# RECORDS SUPPLIED:
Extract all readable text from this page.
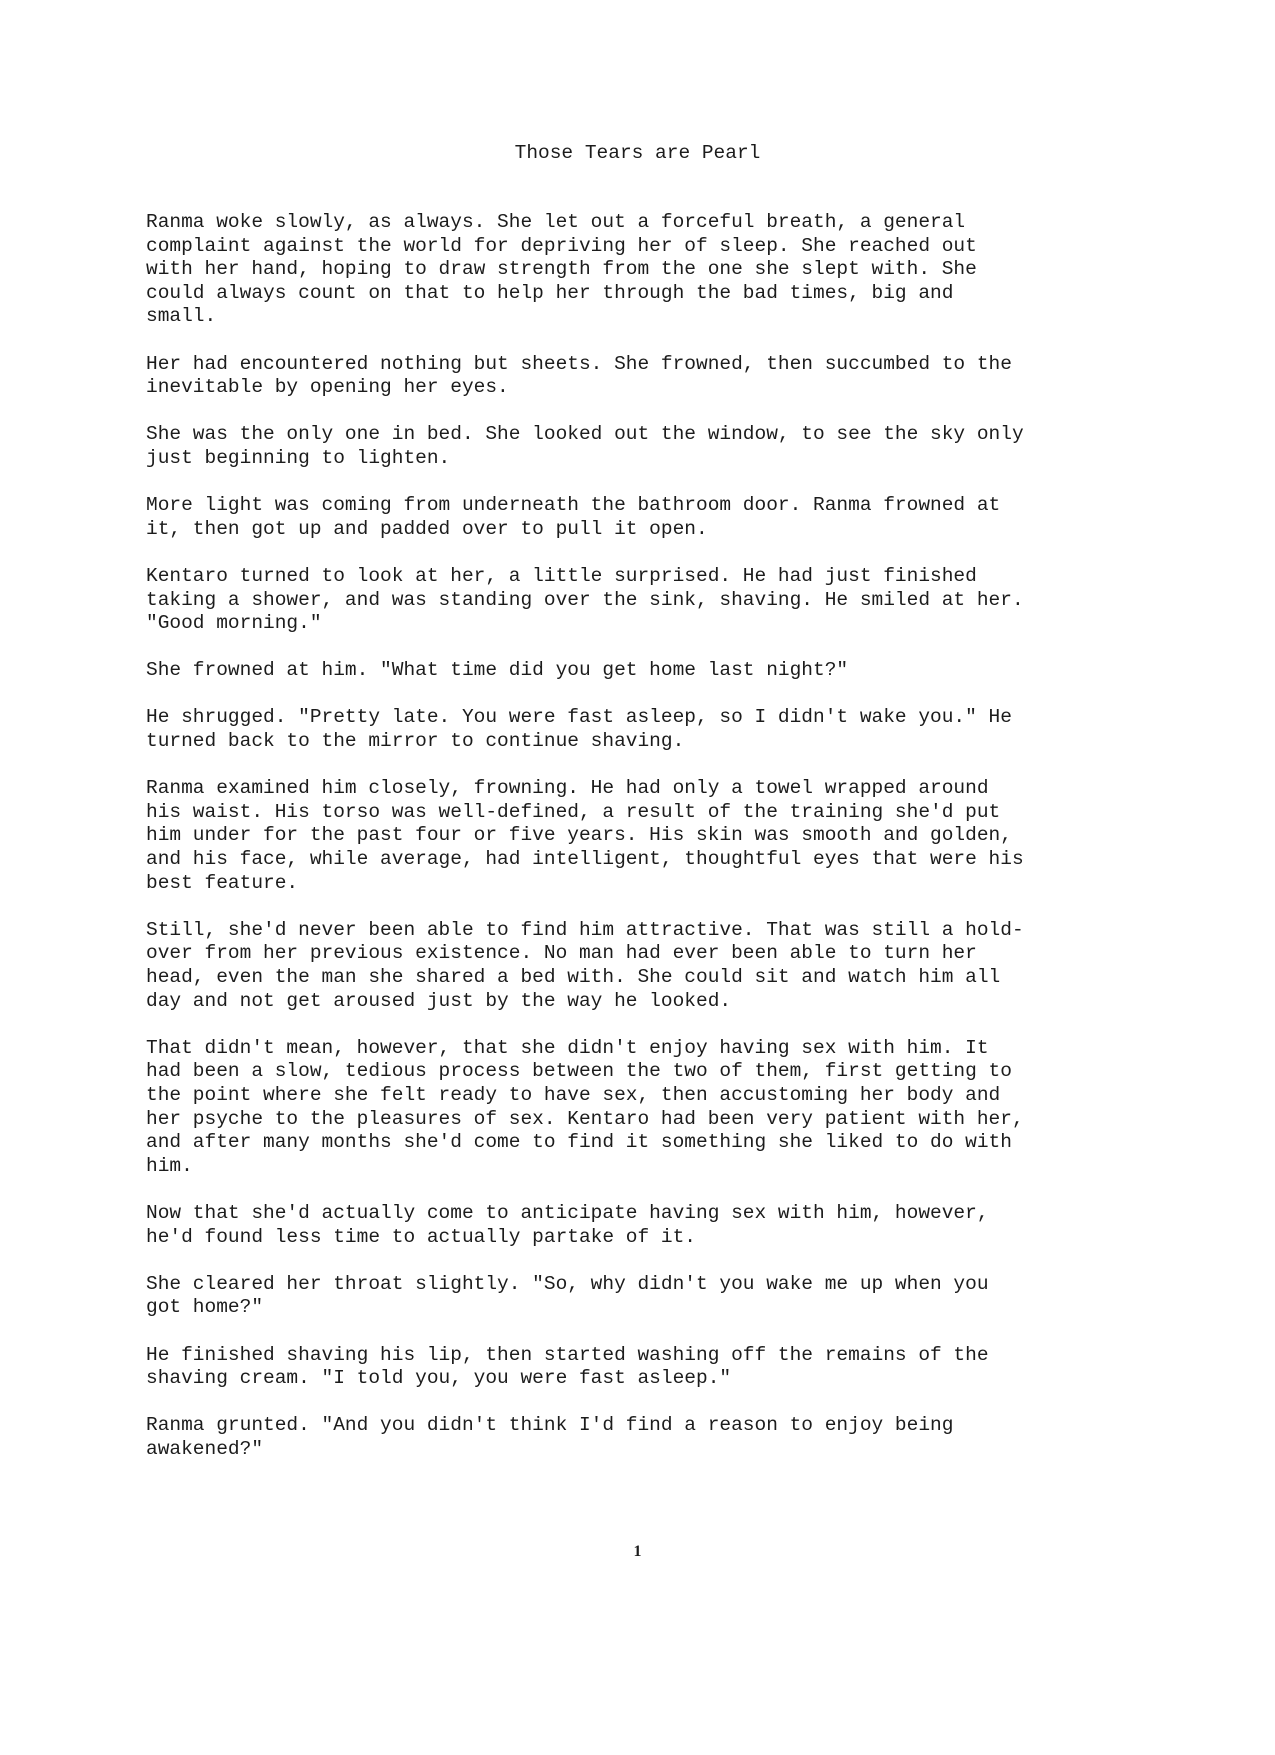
Those Tears are Pearl

Ranma woke slowly, as always. She let out a forceful breath, a general
complaint against the world for depriving her of sleep. She reached out
with her hand, hoping to draw strength from the one she slept with. She
could always count on that to help her through the bad times, big and
small.

Her had encountered nothing but sheets. She frowned, then succumbed to the
inevitable by opening her eyes.

She was the only one in bed. She looked out the window, to see the sky only
just beginning to lighten.

More light was coming from underneath the bathroom door. Ranma frowned at
it, then got up and padded over to pull it open.

Kentaro turned to look at her, a little surprised. He had just finished
taking a shower, and was standing over the sink, shaving. He smiled at her.
"Good morning."

She frowned at him. "What time did you get home last night?"

He shrugged. "Pretty late. You were fast asleep, so I didn't wake you." He
turned back to the mirror to continue shaving.

Ranma examined him closely, frowning. He had only a towel wrapped around
his waist. His torso was well-defined, a result of the training she'd put
him under for the past four or five years. His skin was smooth and golden,
and his face, while average, had intelligent, thoughtful eyes that were his
best feature.

Still, she'd never been able to find him attractive. That was still a hold-
over from her previous existence. No man had ever been able to turn her
head, even the man she shared a bed with. She could sit and watch him all
day and not get aroused just by the way he looked.

That didn't mean, however, that she didn't enjoy having sex with him. It
had been a slow, tedious process between the two of them, first getting to
the point where she felt ready to have sex, then accustoming her body and
her psyche to the pleasures of sex. Kentaro had been very patient with her,
and after many months she'd come to find it something she liked to do with
him.

Now that she'd actually come to anticipate having sex with him, however,
he'd found less time to actually partake of it.

She cleared her throat slightly. "So, why didn't you wake me up when you
got home?"

He finished shaving his lip, then started washing off the remains of the
shaving cream. "I told you, you were fast asleep."

Ranma grunted. "And you didn't think I'd find a reason to enjoy being
awakened?"

1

# STATED EXERCISE:
Gather every line from the listing above in which the word "always" appears.

# TASK RESPONSE:
Ranma woke slowly, as always. She let out a forceful breath, a general
could always count on that to help her through the bad times, big and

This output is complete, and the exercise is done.